* [DAFTAR TUGAS]
a. Sebutkan semua tokoh yang disapa dengan "pak" dalam tulisan tentang debat cawapres.
b. Tolong salin lagi seluruh bagian tulisan tentang debat cawapres dari "Debat Cawapres tadi" terus ke bawah hingga "visi-misi capres-cawapres tersebut.", dan ganti "moderatornya" dengan "pemandunya".

Senin, 30 Juni 2014

Seputar Debat Cawapres 2014 Semalam, Menurut Kacamata Orang Desa




Debat Cawapres tadi malam (29/06), terasa lebih tenang dari debat-debat yang lalu. Tentu persoalannya bukan masalah contek mencontek coretan (kertas) seperti yang ditujukan pada pak Jokowi pada debat pertama, karena kedua cawapres memang sengaja membaca coretan sebagai bahan untuk menyampaikan orasinya. Dan terlihat tenangnya karena kebetulan moderatornya mampu menjadi penengah dan mengatur jalannya debat secara proporsional. Tentu saja selain moderatornya yang handal, tentu penggunaan catatan tersebut bertujuan agar konsep penyampaian visi-misi tidak terlalu melenceng jauh dari konsep yang sudah tertuang dalam buku visi-misi capres-cawapres tersebut.
Meskipun di awal debat, saya sedikit meragukan kemampuan pak JK dalam menyampaikan visi-misinya, karena terlihat agak sedikit gugup atau mblibet. Cara menyampaikannya memang tak seruntut dengan cara pak Hatta. Pun, saya menduga, karena pak JK mendapatkan posisi pertama yang harus menyampaikan visi-misinya tatkala beliau dipercaya menjadi cawapres. Boleh jadi karena terlalu bersemangat atau memang sosok pak JK bukan tipe orator handal. Beliau mempunyai gagasan luar biasa tapi terkendala dalam orasinya. Meskipun pada detik pertama terlihat mbulet, untuk point selanjutnya terlihat lebih lancar.

* [DAFTAR ITEM]
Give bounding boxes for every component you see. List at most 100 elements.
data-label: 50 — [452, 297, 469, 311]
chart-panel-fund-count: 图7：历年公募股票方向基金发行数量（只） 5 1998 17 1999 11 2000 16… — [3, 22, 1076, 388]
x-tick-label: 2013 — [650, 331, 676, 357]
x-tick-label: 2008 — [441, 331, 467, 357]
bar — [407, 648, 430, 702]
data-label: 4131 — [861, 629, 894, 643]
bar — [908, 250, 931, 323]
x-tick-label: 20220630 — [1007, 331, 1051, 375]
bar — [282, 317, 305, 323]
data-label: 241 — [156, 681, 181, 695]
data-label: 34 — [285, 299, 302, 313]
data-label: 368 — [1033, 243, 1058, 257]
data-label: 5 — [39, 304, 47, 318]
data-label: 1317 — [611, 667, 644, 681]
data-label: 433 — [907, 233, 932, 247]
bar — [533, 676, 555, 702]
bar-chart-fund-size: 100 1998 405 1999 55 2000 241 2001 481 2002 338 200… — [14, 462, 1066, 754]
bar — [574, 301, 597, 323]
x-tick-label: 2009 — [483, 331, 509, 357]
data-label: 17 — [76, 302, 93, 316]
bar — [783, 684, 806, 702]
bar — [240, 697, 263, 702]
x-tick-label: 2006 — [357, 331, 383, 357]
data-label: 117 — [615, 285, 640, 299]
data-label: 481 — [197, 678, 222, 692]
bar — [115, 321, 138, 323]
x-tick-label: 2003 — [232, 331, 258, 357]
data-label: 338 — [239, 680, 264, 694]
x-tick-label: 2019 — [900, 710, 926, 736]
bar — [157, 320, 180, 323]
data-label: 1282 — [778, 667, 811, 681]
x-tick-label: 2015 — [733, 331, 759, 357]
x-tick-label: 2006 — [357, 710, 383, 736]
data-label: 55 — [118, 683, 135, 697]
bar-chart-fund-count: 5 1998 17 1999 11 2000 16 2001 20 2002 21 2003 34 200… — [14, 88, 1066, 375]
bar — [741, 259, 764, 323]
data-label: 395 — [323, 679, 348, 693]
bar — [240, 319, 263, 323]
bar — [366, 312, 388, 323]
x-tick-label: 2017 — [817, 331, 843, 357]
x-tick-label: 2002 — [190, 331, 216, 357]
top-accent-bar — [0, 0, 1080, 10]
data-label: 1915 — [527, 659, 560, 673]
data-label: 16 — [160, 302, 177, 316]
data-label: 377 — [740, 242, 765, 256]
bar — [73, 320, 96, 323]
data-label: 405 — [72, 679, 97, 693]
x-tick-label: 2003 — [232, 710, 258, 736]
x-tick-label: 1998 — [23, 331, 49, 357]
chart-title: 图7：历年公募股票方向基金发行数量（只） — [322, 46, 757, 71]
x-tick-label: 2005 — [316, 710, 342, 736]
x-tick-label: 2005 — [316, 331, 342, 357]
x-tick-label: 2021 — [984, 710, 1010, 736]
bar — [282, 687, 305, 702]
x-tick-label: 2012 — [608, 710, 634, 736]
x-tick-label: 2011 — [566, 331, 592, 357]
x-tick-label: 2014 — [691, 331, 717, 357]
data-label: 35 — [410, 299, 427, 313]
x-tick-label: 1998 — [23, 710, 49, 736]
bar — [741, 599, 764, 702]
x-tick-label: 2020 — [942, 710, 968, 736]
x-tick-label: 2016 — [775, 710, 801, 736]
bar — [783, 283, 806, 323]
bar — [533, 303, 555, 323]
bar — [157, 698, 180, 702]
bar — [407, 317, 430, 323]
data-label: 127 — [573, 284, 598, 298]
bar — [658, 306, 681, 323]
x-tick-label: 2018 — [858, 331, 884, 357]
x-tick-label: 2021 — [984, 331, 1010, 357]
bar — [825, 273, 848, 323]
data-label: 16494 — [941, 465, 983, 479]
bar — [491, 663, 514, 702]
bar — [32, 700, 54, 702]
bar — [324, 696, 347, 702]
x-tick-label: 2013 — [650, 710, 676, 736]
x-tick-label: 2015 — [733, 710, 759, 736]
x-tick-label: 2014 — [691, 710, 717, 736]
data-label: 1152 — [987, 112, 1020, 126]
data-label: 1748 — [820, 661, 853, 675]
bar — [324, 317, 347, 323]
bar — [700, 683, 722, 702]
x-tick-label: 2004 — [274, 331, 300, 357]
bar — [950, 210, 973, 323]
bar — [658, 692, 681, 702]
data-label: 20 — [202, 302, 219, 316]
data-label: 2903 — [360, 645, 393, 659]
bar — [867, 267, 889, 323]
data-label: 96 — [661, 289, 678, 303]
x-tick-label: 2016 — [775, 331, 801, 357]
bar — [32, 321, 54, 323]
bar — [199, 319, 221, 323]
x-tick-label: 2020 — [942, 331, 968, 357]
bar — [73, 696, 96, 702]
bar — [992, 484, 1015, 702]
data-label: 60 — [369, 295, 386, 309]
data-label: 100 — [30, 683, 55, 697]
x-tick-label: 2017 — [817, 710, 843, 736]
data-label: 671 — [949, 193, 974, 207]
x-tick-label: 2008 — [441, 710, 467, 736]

* [HASIL TUGAS]
a. Jokowi, JK, Hatta

b.
Debat Cawapres tadi malam (29/06), terasa lebih tenang dari debat-debat yang lalu. Tentu persoalannya bukan masalah contek mencontek coretan (kertas) seperti yang ditujukan pada pak Jokowi pada debat pertama, karena kedua cawapres memang sengaja membaca coretan sebagai bahan untuk menyampaikan orasinya. Dan terlihat tenangnya karena kebetulan pemandunya mampu menjadi penengah dan mengatur jalannya debat secara proporsional. Tentu saja selain pemandunya yang handal, tentu penggunaan catatan tersebut bertujuan agar konsep penyampaian visi-misi tidak terlalu melenceng jauh dari konsep yang sudah tertuang dalam buku visi-misi capres-cawapres tersebut.